Data entries
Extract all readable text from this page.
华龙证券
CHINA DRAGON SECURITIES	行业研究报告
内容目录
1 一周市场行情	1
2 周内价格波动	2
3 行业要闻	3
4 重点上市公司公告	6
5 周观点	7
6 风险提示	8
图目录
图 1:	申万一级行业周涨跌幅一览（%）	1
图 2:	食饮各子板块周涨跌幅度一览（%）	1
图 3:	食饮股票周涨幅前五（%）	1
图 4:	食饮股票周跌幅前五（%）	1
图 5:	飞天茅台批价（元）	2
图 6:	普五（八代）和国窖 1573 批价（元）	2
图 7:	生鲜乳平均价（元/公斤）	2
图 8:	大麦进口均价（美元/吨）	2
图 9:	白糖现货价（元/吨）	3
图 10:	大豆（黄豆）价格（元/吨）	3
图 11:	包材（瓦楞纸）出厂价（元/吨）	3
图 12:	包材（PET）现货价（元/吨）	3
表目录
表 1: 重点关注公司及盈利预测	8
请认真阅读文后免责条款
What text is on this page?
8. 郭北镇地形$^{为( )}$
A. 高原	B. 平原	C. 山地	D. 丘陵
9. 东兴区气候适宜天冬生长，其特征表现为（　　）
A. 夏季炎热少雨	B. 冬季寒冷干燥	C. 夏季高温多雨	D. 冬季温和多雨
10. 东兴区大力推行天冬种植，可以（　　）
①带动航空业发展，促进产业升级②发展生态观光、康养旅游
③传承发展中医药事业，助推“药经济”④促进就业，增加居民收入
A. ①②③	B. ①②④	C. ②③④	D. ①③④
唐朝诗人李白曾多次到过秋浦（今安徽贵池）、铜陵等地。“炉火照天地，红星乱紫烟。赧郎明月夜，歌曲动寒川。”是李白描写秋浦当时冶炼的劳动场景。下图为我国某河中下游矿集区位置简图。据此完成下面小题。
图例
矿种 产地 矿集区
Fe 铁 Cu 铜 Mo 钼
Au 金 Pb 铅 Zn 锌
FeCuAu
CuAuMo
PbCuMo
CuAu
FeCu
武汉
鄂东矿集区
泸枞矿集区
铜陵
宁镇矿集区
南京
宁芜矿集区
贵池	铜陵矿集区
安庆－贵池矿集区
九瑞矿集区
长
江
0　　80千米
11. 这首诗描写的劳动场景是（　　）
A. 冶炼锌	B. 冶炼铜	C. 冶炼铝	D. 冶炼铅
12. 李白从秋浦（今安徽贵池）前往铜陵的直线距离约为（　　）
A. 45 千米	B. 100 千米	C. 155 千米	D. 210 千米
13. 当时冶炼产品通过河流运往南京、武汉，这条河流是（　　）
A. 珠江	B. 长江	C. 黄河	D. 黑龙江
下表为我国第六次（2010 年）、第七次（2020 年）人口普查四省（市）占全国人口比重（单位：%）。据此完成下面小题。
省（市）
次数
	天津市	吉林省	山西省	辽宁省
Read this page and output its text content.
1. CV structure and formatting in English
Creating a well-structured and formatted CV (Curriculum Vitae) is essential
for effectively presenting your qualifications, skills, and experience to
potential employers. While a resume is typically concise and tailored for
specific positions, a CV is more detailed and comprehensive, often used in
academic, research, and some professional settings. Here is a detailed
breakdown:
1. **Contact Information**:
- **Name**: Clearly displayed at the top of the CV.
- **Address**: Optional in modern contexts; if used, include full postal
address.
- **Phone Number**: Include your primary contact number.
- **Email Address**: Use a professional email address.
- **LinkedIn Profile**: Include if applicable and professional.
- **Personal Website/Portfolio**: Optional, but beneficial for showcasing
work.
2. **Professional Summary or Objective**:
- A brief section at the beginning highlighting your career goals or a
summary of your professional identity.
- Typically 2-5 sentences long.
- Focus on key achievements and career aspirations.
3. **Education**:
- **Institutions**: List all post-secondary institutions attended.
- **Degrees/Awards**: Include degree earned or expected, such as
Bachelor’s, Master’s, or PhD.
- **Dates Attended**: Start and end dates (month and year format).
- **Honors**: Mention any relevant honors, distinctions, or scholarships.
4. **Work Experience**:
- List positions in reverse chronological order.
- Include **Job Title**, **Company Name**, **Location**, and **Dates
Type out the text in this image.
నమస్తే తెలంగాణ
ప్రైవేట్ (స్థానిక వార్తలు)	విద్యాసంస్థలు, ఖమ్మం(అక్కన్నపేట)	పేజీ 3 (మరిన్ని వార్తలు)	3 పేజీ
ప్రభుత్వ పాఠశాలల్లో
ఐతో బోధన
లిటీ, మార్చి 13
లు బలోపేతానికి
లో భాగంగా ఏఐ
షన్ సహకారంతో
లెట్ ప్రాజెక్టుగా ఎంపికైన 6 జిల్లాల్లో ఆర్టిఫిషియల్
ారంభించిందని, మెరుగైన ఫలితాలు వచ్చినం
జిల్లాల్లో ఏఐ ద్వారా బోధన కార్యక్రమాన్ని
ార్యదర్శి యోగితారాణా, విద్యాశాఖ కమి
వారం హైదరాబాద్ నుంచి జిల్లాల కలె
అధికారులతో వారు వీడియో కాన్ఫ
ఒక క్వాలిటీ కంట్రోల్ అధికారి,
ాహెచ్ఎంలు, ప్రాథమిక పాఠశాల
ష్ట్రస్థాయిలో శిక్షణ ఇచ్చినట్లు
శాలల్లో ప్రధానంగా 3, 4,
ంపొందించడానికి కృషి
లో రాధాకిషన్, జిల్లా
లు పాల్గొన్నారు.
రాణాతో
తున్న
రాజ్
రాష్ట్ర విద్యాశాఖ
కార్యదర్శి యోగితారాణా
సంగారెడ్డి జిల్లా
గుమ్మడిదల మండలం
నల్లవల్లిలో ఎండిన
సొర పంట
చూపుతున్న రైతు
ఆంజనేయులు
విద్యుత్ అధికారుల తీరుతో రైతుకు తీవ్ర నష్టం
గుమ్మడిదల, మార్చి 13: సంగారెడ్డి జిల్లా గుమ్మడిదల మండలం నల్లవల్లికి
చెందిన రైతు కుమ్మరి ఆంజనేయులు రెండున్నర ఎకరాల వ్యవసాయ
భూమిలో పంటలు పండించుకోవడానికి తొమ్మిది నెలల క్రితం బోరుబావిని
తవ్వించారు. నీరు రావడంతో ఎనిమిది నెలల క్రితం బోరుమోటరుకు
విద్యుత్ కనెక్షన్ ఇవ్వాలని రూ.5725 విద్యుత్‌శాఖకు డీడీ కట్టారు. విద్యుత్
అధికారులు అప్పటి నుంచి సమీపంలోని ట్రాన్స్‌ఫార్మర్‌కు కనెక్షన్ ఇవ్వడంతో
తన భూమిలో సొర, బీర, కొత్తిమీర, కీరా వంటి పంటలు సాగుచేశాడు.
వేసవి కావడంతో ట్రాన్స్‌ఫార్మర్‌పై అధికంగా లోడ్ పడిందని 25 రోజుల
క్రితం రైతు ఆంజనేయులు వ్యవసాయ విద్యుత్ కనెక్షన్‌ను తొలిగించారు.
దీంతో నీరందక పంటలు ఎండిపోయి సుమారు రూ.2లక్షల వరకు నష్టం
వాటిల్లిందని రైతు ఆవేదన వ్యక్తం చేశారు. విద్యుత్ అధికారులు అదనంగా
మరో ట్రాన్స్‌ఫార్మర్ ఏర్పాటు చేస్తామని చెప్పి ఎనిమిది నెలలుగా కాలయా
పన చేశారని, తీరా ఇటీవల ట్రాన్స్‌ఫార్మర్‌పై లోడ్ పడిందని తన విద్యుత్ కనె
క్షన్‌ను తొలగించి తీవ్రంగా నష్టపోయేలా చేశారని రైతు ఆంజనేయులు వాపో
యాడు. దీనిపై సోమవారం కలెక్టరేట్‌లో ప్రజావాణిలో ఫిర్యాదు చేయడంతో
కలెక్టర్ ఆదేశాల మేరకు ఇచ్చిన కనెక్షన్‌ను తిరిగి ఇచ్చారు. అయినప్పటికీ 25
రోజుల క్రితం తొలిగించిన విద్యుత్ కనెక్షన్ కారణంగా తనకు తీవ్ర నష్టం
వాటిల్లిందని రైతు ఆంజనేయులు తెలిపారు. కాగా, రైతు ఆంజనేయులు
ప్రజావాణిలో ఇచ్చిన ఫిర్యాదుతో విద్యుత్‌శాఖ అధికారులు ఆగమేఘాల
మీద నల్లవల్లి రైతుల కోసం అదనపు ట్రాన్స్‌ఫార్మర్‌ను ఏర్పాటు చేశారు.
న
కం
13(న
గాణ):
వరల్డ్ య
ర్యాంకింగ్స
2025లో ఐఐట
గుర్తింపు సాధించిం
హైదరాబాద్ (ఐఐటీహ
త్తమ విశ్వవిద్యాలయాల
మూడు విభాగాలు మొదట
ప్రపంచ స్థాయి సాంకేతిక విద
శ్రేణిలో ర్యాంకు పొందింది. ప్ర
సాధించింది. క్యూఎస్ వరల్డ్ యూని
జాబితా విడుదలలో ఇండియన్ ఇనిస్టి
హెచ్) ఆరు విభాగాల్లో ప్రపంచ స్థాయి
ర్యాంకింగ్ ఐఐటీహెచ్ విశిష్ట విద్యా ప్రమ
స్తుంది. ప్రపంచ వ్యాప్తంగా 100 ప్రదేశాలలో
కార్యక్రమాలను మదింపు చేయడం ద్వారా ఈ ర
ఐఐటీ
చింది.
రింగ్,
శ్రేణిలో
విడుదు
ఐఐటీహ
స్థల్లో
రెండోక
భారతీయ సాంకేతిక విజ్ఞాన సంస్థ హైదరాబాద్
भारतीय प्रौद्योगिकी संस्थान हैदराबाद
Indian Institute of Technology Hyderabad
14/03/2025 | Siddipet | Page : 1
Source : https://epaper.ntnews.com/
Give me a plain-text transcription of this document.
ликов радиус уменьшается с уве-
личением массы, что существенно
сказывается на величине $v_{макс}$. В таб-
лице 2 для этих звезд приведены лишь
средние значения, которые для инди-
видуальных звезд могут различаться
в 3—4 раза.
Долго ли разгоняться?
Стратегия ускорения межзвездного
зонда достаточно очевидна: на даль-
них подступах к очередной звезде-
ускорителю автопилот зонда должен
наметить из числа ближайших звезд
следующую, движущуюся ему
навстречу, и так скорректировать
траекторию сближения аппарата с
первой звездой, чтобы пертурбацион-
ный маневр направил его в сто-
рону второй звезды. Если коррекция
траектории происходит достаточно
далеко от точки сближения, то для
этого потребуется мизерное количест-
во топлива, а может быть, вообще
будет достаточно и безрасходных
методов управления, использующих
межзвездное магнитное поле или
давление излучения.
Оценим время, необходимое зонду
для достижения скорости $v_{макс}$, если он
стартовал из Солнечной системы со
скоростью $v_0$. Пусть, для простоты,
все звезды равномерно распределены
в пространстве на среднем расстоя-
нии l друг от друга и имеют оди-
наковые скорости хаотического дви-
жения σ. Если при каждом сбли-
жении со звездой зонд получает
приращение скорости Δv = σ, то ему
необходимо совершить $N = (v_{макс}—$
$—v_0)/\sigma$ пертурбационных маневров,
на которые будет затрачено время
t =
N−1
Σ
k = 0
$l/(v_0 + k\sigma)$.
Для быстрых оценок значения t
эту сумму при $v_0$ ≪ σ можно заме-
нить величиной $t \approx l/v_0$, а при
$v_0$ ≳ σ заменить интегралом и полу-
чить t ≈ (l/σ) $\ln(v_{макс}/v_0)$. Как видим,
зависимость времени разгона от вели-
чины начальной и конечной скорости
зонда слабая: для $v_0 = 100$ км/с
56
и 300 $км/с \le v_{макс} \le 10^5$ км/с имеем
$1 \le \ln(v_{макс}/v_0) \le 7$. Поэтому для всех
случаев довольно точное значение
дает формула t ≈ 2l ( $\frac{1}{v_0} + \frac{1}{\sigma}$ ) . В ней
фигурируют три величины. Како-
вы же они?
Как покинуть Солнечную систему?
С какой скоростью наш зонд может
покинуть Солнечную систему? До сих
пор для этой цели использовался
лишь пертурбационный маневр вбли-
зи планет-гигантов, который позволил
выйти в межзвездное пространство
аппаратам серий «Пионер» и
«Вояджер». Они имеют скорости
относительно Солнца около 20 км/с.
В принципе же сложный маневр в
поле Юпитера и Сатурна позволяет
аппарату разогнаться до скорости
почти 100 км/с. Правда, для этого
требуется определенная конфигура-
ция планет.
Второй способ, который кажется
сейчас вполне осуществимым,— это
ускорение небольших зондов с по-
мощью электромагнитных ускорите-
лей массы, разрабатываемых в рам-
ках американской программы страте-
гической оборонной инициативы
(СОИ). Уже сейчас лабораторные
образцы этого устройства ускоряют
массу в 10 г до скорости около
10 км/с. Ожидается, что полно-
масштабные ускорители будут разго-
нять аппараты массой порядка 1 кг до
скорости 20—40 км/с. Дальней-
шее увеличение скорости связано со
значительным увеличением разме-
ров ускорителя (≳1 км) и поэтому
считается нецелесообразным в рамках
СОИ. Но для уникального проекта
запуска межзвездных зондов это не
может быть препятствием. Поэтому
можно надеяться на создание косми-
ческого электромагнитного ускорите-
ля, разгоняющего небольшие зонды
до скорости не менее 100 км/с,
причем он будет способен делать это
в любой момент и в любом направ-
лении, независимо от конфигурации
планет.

**WORK TO COMPLETE:** A number is the only answer here: how many lines of the material above contain "зондов"?

**EXERCISE RESULT:** 2